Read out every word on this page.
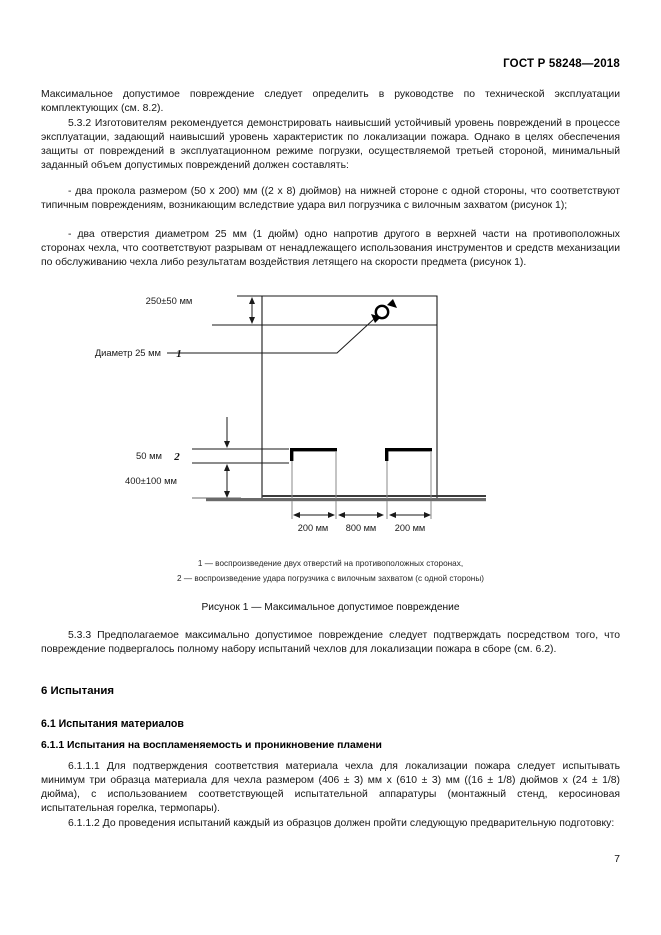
ГОСТ Р 58248—2018

Максимальное допустимое повреждение следует определить в руководстве по технической эксплуатации комплектующих (см. 8.2).

5.3.2 Изготовителям рекомендуется демонстрировать наивысший устойчивый уровень повреждений в процессе эксплуатации, задающий наивысший уровень характеристик по локализации пожара. Однако в целях обеспечения защиты от повреждений в эксплуатационном режиме погрузки, осуществляемой третьей стороной, минимальный заданный объем допустимых повреждений должен составлять:

- два прокола размером (50 х 200) мм ((2 х 8) дюймов) на нижней стороне с одной стороны, что соответствуют типичным повреждениям, возникающим вследствие удара вил погрузчика с вилочным захватом (рисунок 1);

- два отверстия диаметром 25 мм (1 дюйм) одно напротив другого в верхней части на противоположных сторонах чехла, что соответствуют разрывам от ненадлежащего использования инструментов и средств механизации по обслуживанию чехла либо результатам воздействия летящего на скорости предмета (рисунок 1).

250±50 мм
Диаметр 25 мм 1
50 мм 2
400±100 мм
200 мм 800 мм 200 мм
1 — воспроизведение двух отверстий на противоположных сторонах,
2 — воспроизведение удара погрузчика с вилочным захватом (с одной стороны)
Рисунок 1 — Максимальное допустимое повреждение

5.3.3 Предполагаемое максимально допустимое повреждение следует подтверждать посредством того, что повреждение подвергалось полному набору испытаний чехлов для локализации пожара в сборе (см. 6.2).

6 Испытания
6.1 Испытания материалов
6.1.1 Испытания на воспламеняемость и проникновение пламени

6.1.1.1 Для подтверждения соответствия материала чехла для локализации пожара следует испытывать минимум три образца материала для чехла размером (406 ± 3) мм х (610 ± 3) мм ((16 ± 1/8) дюймов х (24 ± 1/8) дюйма), с использованием соответствующей испытательной аппаратуры (монтажный стенд, керосиновая испытательная горелка, термопары).

6.1.1.2 До проведения испытаний каждый из образцов должен пройти следующую предварительную подготовку:

7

+-------+

→ **Task prompt**: Copy the material above in full and exactly, skipping pictures.

→ **Reply to the exercise**:
Read out every word on this page.
ГОСТ Р 58248—2018

Максимальное допустимое повреждение следует определить в руководстве по технической эксплуатации комплектующих (см. 8.2).

5.3.2 Изготовителям рекомендуется демонстрировать наивысший устойчивый уровень повреждений в процессе эксплуатации, задающий наивысший уровень характеристик по локализации пожара. Однако в целях обеспечения защиты от повреждений в эксплуатационном режиме погрузки, осуществляемой третьей стороной, минимальный заданный объем допустимых повреждений должен составлять:

- два прокола размером (50 х 200) мм ((2 х 8) дюймов) на нижней стороне с одной стороны, что соответствуют типичным повреждениям, возникающим вследствие удара вил погрузчика с вилочным захватом (рисунок 1);

- два отверстия диаметром 25 мм (1 дюйм) одно напротив другого в верхней части на противоположных сторонах чехла, что соответствуют разрывам от ненадлежащего использования инструментов и средств механизации по обслуживанию чехла либо результатам воздействия летящего на скорости предмета (рисунок 1).

250±50 мм
Диаметр 25 мм 1
50 мм 2
400±100 мм
200 мм 800 мм 200 мм
1 — воспроизведение двух отверстий на противоположных сторонах,
2 — воспроизведение удара погрузчика с вилочным захватом (с одной стороны)
Рисунок 1 — Максимальное допустимое повреждение

5.3.3 Предполагаемое максимально допустимое повреждение следует подтверждать посредством того, что повреждение подвергалось полному набору испытаний чехлов для локализации пожара в сборе (см. 6.2).

6 Испытания
6.1 Испытания материалов
6.1.1 Испытания на воспламеняемость и проникновение пламени

6.1.1.1 Для подтверждения соответствия материала чехла для локализации пожара следует испытывать минимум три образца материала для чехла размером (406 ± 3) мм х (610 ± 3) мм ((16 ± 1/8) дюймов х (24 ± 1/8) дюйма), с использованием соответствующей испытательной аппаратуры (монтажный стенд, керосиновая испытательная горелка, термопары).

6.1.1.2 До проведения испытаний каждый из образцов должен пройти следующую предварительную подготовку:

7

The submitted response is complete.